TASK INSTRUCTIONS:
Copy the records below exactly, leaving out any pictures.

LISTED RECORDS:

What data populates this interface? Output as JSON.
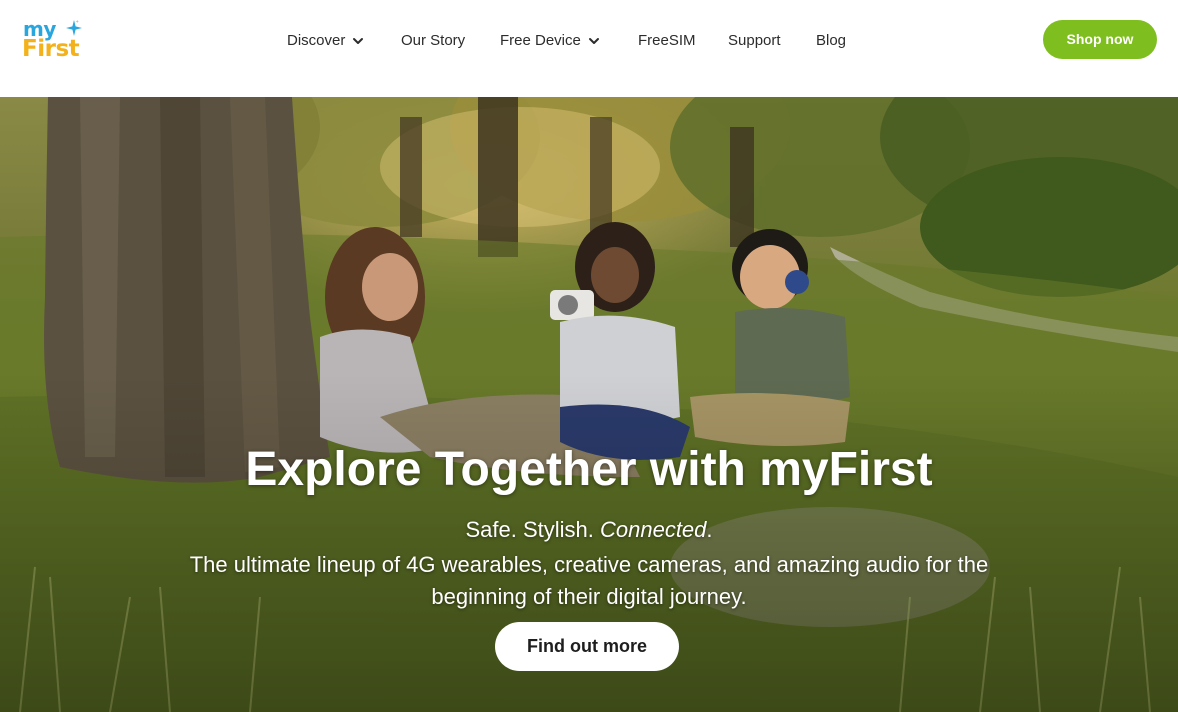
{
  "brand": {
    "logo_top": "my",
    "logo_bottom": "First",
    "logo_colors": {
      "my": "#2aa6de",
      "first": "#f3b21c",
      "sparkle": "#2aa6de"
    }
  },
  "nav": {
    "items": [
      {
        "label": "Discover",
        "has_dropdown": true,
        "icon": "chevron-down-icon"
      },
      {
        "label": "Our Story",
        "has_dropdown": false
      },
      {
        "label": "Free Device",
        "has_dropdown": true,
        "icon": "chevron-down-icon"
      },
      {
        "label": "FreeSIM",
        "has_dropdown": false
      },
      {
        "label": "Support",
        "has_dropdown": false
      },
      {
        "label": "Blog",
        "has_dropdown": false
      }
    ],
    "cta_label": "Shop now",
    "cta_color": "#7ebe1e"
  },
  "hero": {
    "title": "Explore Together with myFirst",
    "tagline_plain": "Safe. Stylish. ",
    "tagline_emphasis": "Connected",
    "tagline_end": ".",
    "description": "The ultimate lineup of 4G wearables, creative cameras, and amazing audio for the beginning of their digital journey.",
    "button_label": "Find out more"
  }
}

THE REPLY:
What data populates this interface? Output as JSON.
{
  "brand": {
    "logo_top": "my",
    "logo_bottom": "First",
    "logo_colors": {
      "my": "#2aa6de",
      "first": "#f3b21c",
      "sparkle": "#2aa6de"
    }
  },
  "nav": {
    "items": [
      {
        "label": "Discover",
        "has_dropdown": true,
        "icon": "chevron-down-icon"
      },
      {
        "label": "Our Story",
        "has_dropdown": false
      },
      {
        "label": "Free Device",
        "has_dropdown": true,
        "icon": "chevron-down-icon"
      },
      {
        "label": "FreeSIM",
        "has_dropdown": false
      },
      {
        "label": "Support",
        "has_dropdown": false
      },
      {
        "label": "Blog",
        "has_dropdown": false
      }
    ],
    "cta_label": "Shop now",
    "cta_color": "#7ebe1e"
  },
  "hero": {
    "title": "Explore Together with myFirst",
    "tagline_plain": "Safe. Stylish. ",
    "tagline_emphasis": "Connected",
    "tagline_end": ".",
    "description": "The ultimate lineup of 4G wearables, creative cameras, and amazing audio for the beginning of their digital journey.",
    "button_label": "Find out more"
  }
}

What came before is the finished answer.